* Element box annotations
★ ★ ★ ★ ★
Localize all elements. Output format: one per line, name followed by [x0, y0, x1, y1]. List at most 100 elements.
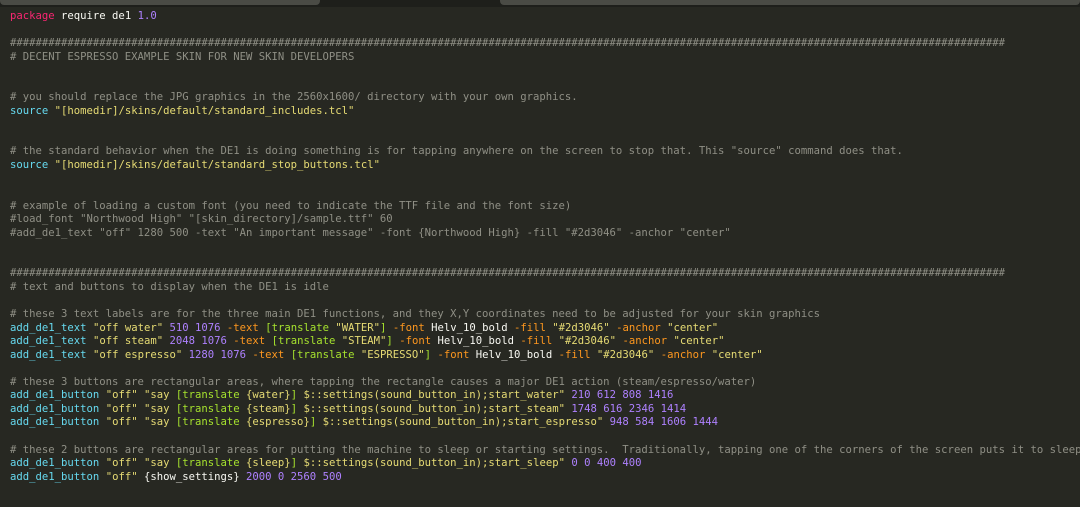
code-token-opt: -fill: [514, 321, 546, 334]
code-token-str: "off": [105, 470, 138, 483]
code-token-str: $::settings(sound_button_in);start_water…: [297, 389, 565, 402]
code-token-str: {water}: [246, 389, 291, 402]
code-token-str: "center": [673, 335, 725, 348]
code-token-str: "off": [105, 457, 138, 470]
code-token-kw: package: [10, 10, 55, 22]
code-token-plain: Helv_10_bold: [424, 321, 514, 334]
code-line: ########################################…: [10, 267, 1080, 281]
code-token-opt: -fill: [520, 335, 553, 348]
code-token-plain: {show_settings}: [143, 470, 240, 483]
code-token-str: "#2d3046": [596, 348, 655, 361]
code-line: # DECENT ESPRESSO EXAMPLE SKIN FOR NEW S…: [10, 51, 1080, 65]
code-token-bracket: [translate: [175, 389, 240, 402]
code-line: # the standard behavior when the DE1 is …: [10, 145, 1080, 159]
code-token-str: "say: [143, 389, 176, 402]
code-token-fn: add_de1_button: [10, 389, 100, 402]
code-token-bracket: [translate: [271, 335, 336, 348]
code-line: add_de1_button "off" "say [translate {wa…: [10, 389, 1080, 403]
code-token-bracket: [translate: [175, 402, 240, 415]
code-token-comment: # text and buttons to display when the D…: [10, 280, 329, 293]
code-token-comment: # DECENT ESPRESSO EXAMPLE SKIN FOR NEW S…: [10, 50, 355, 63]
code-line: add_de1_text "off espresso" 1280 1076 -t…: [10, 349, 1080, 363]
code-token-str: "say: [143, 402, 176, 415]
code-token-num: 1280 1076: [188, 348, 247, 361]
code-line: #load_font "Northwood High" "[skin_direc…: [10, 213, 1080, 227]
code-token-num: 1748 616 2346 1414: [571, 402, 687, 415]
code-token-num: 510 1076: [169, 321, 221, 334]
code-token-opt: -anchor: [660, 348, 706, 361]
code-token-str: "say: [143, 457, 176, 470]
code-token-comment: # you should replace the JPG graphics in…: [10, 91, 578, 104]
code-token-opt: -text: [252, 348, 285, 361]
code-token-opt: -font: [392, 321, 425, 334]
scroll-indicator-right[interactable]: [500, 0, 1080, 5]
code-token-str: "off": [105, 416, 138, 429]
code-token-str: "center": [711, 348, 763, 361]
code-editor[interactable]: package require de1 1.0 #################…: [10, 10, 1080, 484]
code-token-bracket: [translate: [175, 416, 240, 429]
code-token-str: "off": [105, 389, 138, 402]
code-token-fn: add_de1_button: [10, 470, 100, 483]
code-token-fn: add_de1_text: [10, 348, 87, 361]
code-token-fn: source: [10, 159, 49, 172]
code-token-comment: ########################################…: [10, 267, 1005, 280]
code-line: add_de1_button "off" "say [translate {st…: [10, 403, 1080, 417]
code-token-num: 210 612 808 1416: [571, 389, 674, 402]
code-line: add_de1_button "off" {show_settings} 200…: [10, 471, 1080, 485]
code-token-str: "say: [143, 416, 176, 429]
code-line: # these 3 text labels are for the three …: [10, 308, 1080, 322]
code-token-opt: -font: [399, 335, 432, 348]
code-token-str: "[homedir]/skins/default/standard_includ…: [54, 104, 355, 117]
code-token-fn: add_de1_text: [10, 321, 87, 334]
code-token-opt: -text: [226, 321, 259, 334]
code-line: add_de1_text "off steam" 2048 1076 -text…: [10, 335, 1080, 349]
code-token-comment: #load_font "Northwood High" "[skin_direc…: [10, 213, 393, 226]
code-token-str: "off steam": [92, 335, 164, 348]
code-token-str: "off water": [92, 321, 164, 334]
scroll-indicator-left[interactable]: [0, 0, 320, 5]
code-token-fn: source: [10, 104, 49, 117]
code-token-comment: # example of loading a custom font (you …: [10, 199, 572, 212]
code-token-comment: ########################################…: [10, 37, 1005, 50]
code-token-str: "STEAM": [341, 335, 387, 348]
code-token-str: "off espresso": [92, 348, 183, 361]
code-line: add_de1_text "off water" 510 1076 -text …: [10, 322, 1080, 336]
code-token-plain: Helv_10_bold: [469, 348, 559, 361]
code-token-num: 2000 0 2560 500: [246, 470, 342, 483]
code-token-str: "off": [105, 402, 138, 415]
code-line: source "[homedir]/skins/default/standard…: [10, 105, 1080, 119]
code-token-fn: add_de1_button: [10, 457, 100, 470]
code-token-comment: # these 2 buttons are rectangular areas …: [10, 443, 1080, 456]
code-line: add_de1_button "off" "say [translate {es…: [10, 416, 1080, 430]
code-line: ########################################…: [10, 37, 1080, 51]
code-token-fn: add_de1_button: [10, 402, 100, 415]
code-token-comment: #add_de1_text "off" 1280 500 -text "An i…: [10, 226, 731, 239]
code-token-plain: require de1: [54, 10, 138, 22]
code-token-num: 948 584 1606 1444: [609, 416, 719, 429]
code-token-bracket: [translate: [290, 348, 355, 361]
code-token-fn: add_de1_text: [10, 335, 87, 348]
code-token-str: $::settings(sound_button_in);start_espre…: [316, 416, 604, 429]
code-token-opt: -anchor: [616, 321, 661, 334]
code-token-str: $::settings(sound_button_in);start_steam…: [297, 402, 565, 415]
code-line: # these 2 buttons are rectangular areas …: [10, 444, 1080, 458]
code-token-comment: # the standard behavior when the DE1 is …: [10, 145, 903, 158]
code-line: # text and buttons to display when the D…: [10, 281, 1080, 295]
code-token-plain: Helv_10_bold: [431, 335, 521, 348]
code-line: package require de1 1.0: [10, 10, 1080, 24]
code-token-str: "center": [667, 321, 719, 334]
code-line: source "[homedir]/skins/default/standard…: [10, 159, 1080, 173]
code-token-opt: -anchor: [622, 335, 668, 348]
code-token-str: {steam}: [246, 402, 291, 415]
code-token-comment: # these 3 text labels are for the three …: [10, 308, 821, 321]
code-token-str: "WATER": [335, 321, 381, 334]
code-token-str: "ESPRESSO": [360, 348, 425, 361]
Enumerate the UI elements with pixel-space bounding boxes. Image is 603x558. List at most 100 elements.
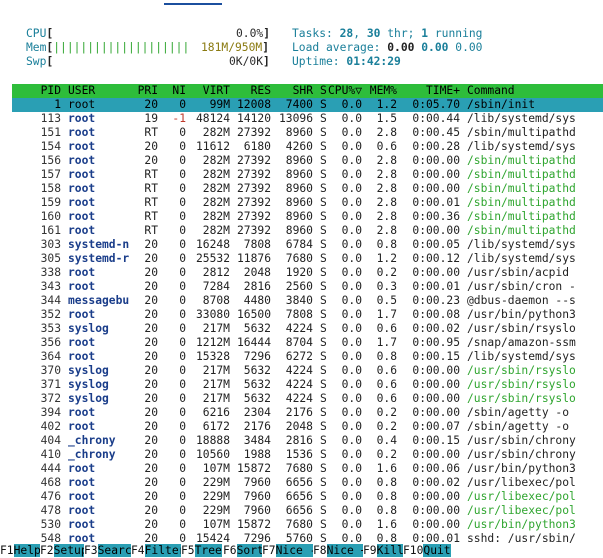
process-cell-pid[interactable]: 158 — [41, 182, 61, 196]
process-cell-cmd[interactable]: /usr/sbin/rsyslo — [467, 364, 576, 378]
process-cell-user[interactable]: root — [68, 406, 95, 420]
process-cell-cmd[interactable]: /sbin/multipathd — [467, 154, 576, 168]
process-cell-time[interactable]: 0:00.00 — [412, 406, 460, 420]
process-cell-res[interactable]: 2176 — [244, 420, 271, 434]
process-cell-user[interactable]: syslog — [68, 392, 109, 406]
process-cell-mem[interactable]: 1.2 — [377, 98, 397, 112]
process-cell-res[interactable]: 27392 — [237, 154, 271, 168]
process-cell-mem[interactable]: 2.8 — [377, 154, 397, 168]
process-cell-res[interactable]: 3484 — [244, 434, 271, 448]
process-cell-mem[interactable]: 0.2 — [377, 406, 397, 420]
process-cell-mem[interactable]: 2.8 — [377, 168, 397, 182]
process-cell-mem[interactable]: 0.8 — [377, 490, 397, 504]
process-cell-mem[interactable]: 0.8 — [377, 350, 397, 364]
process-cell-res[interactable]: 16500 — [237, 308, 271, 322]
process-cell-pri[interactable]: RT — [144, 168, 158, 182]
process-cell-shr[interactable]: 4224 — [286, 322, 313, 336]
process-cell-time[interactable]: 0:00.00 — [412, 182, 460, 196]
process-cell-cpu[interactable]: 0.0 — [342, 238, 362, 252]
process-cell-cpu[interactable]: 0.0 — [342, 196, 362, 210]
process-cell-ni[interactable]: 0 — [179, 238, 186, 252]
process-cell-res[interactable]: 7960 — [244, 490, 271, 504]
process-cell-ni[interactable]: 0 — [179, 280, 186, 294]
process-cell-ni[interactable]: 0 — [179, 336, 186, 350]
process-cell-res[interactable]: 7296 — [244, 350, 271, 364]
process-cell-pri[interactable]: 20 — [144, 420, 158, 434]
process-cell-ni[interactable]: 0 — [179, 308, 186, 322]
process-cell-s[interactable]: S — [320, 168, 327, 182]
header-col-cpu[interactable]: CPU%▽ — [328, 84, 362, 98]
process-cell-virt[interactable]: 25532 — [196, 252, 230, 266]
process-cell-shr[interactable]: 8960 — [286, 154, 313, 168]
process-cell-cpu[interactable]: 0.0 — [342, 518, 362, 532]
process-cell-pri[interactable]: 20 — [144, 308, 158, 322]
process-cell-cpu[interactable]: 0.0 — [342, 378, 362, 392]
process-cell-ni[interactable]: 0 — [179, 448, 186, 462]
process-cell-ni[interactable]: 0 — [179, 490, 186, 504]
process-cell-virt[interactable]: 7284 — [203, 280, 230, 294]
process-cell-s[interactable]: S — [320, 112, 327, 126]
process-cell-time[interactable]: 0:00.44 — [412, 112, 460, 126]
process-cell-cmd[interactable]: /sbin/init — [467, 98, 535, 112]
process-cell-ni[interactable]: 0 — [179, 196, 186, 210]
process-cell-time[interactable]: 0:00.07 — [412, 420, 460, 434]
process-cell-cmd[interactable]: /usr/sbin/rsyslo — [467, 322, 576, 336]
process-cell-user[interactable]: root — [68, 462, 95, 476]
process-cell-cmd[interactable]: /lib/systemd/sys — [467, 238, 576, 252]
process-cell-time[interactable]: 0:00.00 — [412, 490, 460, 504]
process-cell-time[interactable]: 0:00.00 — [412, 378, 460, 392]
process-cell-ni[interactable]: 0 — [179, 518, 186, 532]
process-cell-cpu[interactable]: 0.0 — [342, 406, 362, 420]
process-cell-shr[interactable]: 2560 — [286, 280, 313, 294]
process-cell-s[interactable]: S — [320, 280, 327, 294]
process-cell-ni[interactable]: 0 — [179, 98, 186, 112]
process-cell-pid[interactable]: 338 — [41, 266, 61, 280]
function-key-filter[interactable]: F4Filter — [131, 544, 186, 558]
process-cell-res[interactable]: 27392 — [237, 182, 271, 196]
process-cell-res[interactable]: 15872 — [237, 518, 271, 532]
process-cell-shr[interactable]: 13096 — [279, 112, 313, 126]
process-cell-time[interactable]: 0:00.00 — [412, 364, 460, 378]
process-cell-time[interactable]: 0:05.70 — [412, 98, 460, 112]
header-col-mem[interactable]: MEM% — [370, 84, 397, 98]
process-cell-shr[interactable]: 8960 — [286, 210, 313, 224]
process-cell-cmd[interactable]: /sbin/multipathd — [467, 168, 576, 182]
process-cell-pid[interactable]: 303 — [41, 238, 61, 252]
process-cell-shr[interactable]: 8960 — [286, 126, 313, 140]
header-col-time[interactable]: TIME+ — [426, 84, 460, 98]
process-cell-virt[interactable]: 2812 — [203, 266, 230, 280]
process-cell-mem[interactable]: 2.8 — [377, 210, 397, 224]
process-cell-cpu[interactable]: 0.0 — [342, 490, 362, 504]
process-cell-user[interactable]: systemd-r — [68, 252, 129, 266]
process-cell-res[interactable]: 27392 — [237, 210, 271, 224]
process-cell-virt[interactable]: 217M — [203, 378, 230, 392]
process-cell-pid[interactable]: 352 — [41, 308, 61, 322]
process-cell-res[interactable]: 27392 — [237, 168, 271, 182]
process-cell-s[interactable]: S — [320, 336, 327, 350]
process-cell-cmd[interactable]: /sbin/multipathd — [467, 210, 576, 224]
process-cell-s[interactable]: S — [320, 364, 327, 378]
process-cell-cpu[interactable]: 0.0 — [342, 434, 362, 448]
process-cell-shr[interactable]: 6784 — [286, 238, 313, 252]
process-cell-pid[interactable]: 161 — [41, 224, 61, 238]
function-key-tree[interactable]: F5Tree — [181, 544, 222, 558]
process-cell-pri[interactable]: 20 — [144, 154, 158, 168]
process-cell-s[interactable]: S — [320, 308, 327, 322]
process-cell-ni[interactable]: 0 — [179, 420, 186, 434]
process-cell-mem[interactable]: 2.8 — [377, 224, 397, 238]
process-cell-time[interactable]: 0:00.00 — [412, 504, 460, 518]
process-cell-time[interactable]: 0:00.02 — [412, 322, 460, 336]
process-cell-virt[interactable]: 107M — [203, 462, 230, 476]
process-cell-virt[interactable]: 6216 — [203, 406, 230, 420]
process-cell-mem[interactable]: 2.8 — [377, 126, 397, 140]
process-cell-virt[interactable]: 15328 — [196, 350, 230, 364]
process-cell-pri[interactable]: 20 — [144, 476, 158, 490]
process-cell-cpu[interactable]: 0.0 — [342, 420, 362, 434]
process-cell-mem[interactable]: 0.6 — [377, 364, 397, 378]
process-cell-cmd[interactable]: /usr/sbin/rsyslo — [467, 392, 576, 406]
process-cell-cmd[interactable]: /usr/bin/python3 — [467, 308, 576, 322]
process-cell-time[interactable]: 0:00.45 — [412, 126, 460, 140]
process-cell-cmd[interactable]: /sbin/multipathd — [467, 182, 576, 196]
process-cell-time[interactable]: 0:00.02 — [412, 476, 460, 490]
process-cell-time[interactable]: 0:00.00 — [412, 448, 460, 462]
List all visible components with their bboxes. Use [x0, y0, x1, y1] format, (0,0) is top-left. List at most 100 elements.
★ ★ ★ ★ ★
Print the lines exactly as they appear, from the line with "process-cell-pid[interactable]: 158 —" to the line with "process-cell-s[interactable]: S — [320, 112, 327, 126]", both included.

* Response to the exercise
process-cell-pid[interactable]: 158 — [41, 182, 61, 196]
process-cell-cmd[interactable]: /usr/sbin/rsyslo — [467, 364, 576, 378]
process-cell-user[interactable]: root — [68, 406, 95, 420]
process-cell-cmd[interactable]: /sbin/multipathd — [467, 154, 576, 168]
process-cell-time[interactable]: 0:00.00 — [412, 406, 460, 420]
process-cell-res[interactable]: 2176 — [244, 420, 271, 434]
process-cell-user[interactable]: syslog — [68, 392, 109, 406]
process-cell-mem[interactable]: 1.2 — [377, 98, 397, 112]
process-cell-res[interactable]: 27392 — [237, 154, 271, 168]
process-cell-mem[interactable]: 2.8 — [377, 154, 397, 168]
process-cell-res[interactable]: 3484 — [244, 434, 271, 448]
process-cell-mem[interactable]: 0.2 — [377, 406, 397, 420]
process-cell-mem[interactable]: 2.8 — [377, 168, 397, 182]
process-cell-mem[interactable]: 0.8 — [377, 490, 397, 504]
process-cell-mem[interactable]: 0.8 — [377, 350, 397, 364]
process-cell-res[interactable]: 16500 — [237, 308, 271, 322]
process-cell-pri[interactable]: RT — [144, 168, 158, 182]
process-cell-shr[interactable]: 4224 — [286, 322, 313, 336]
process-cell-time[interactable]: 0:00.00 — [412, 182, 460, 196]
process-cell-cpu[interactable]: 0.0 — [342, 238, 362, 252]
process-cell-cpu[interactable]: 0.0 — [342, 196, 362, 210]
process-cell-ni[interactable]: 0 — [179, 238, 186, 252]
process-cell-res[interactable]: 7960 — [244, 490, 271, 504]
process-cell-ni[interactable]: 0 — [179, 280, 186, 294]
process-cell-ni[interactable]: 0 — [179, 336, 186, 350]
process-cell-res[interactable]: 7296 — [244, 350, 271, 364]
process-cell-pri[interactable]: 20 — [144, 420, 158, 434]
process-cell-ni[interactable]: 0 — [179, 308, 186, 322]
process-cell-s[interactable]: S — [320, 168, 327, 182]
header-col-cpu[interactable]: CPU%▽ — [328, 84, 362, 98]
process-cell-virt[interactable]: 25532 — [196, 252, 230, 266]
process-cell-shr[interactable]: 8960 — [286, 154, 313, 168]
process-cell-cpu[interactable]: 0.0 — [342, 518, 362, 532]
process-cell-pri[interactable]: 20 — [144, 308, 158, 322]
process-cell-cpu[interactable]: 0.0 — [342, 378, 362, 392]
process-cell-ni[interactable]: 0 — [179, 448, 186, 462]
process-cell-ni[interactable]: 0 — [179, 490, 186, 504]
process-cell-virt[interactable]: 7284 — [203, 280, 230, 294]
process-cell-s[interactable]: S — [320, 112, 327, 126]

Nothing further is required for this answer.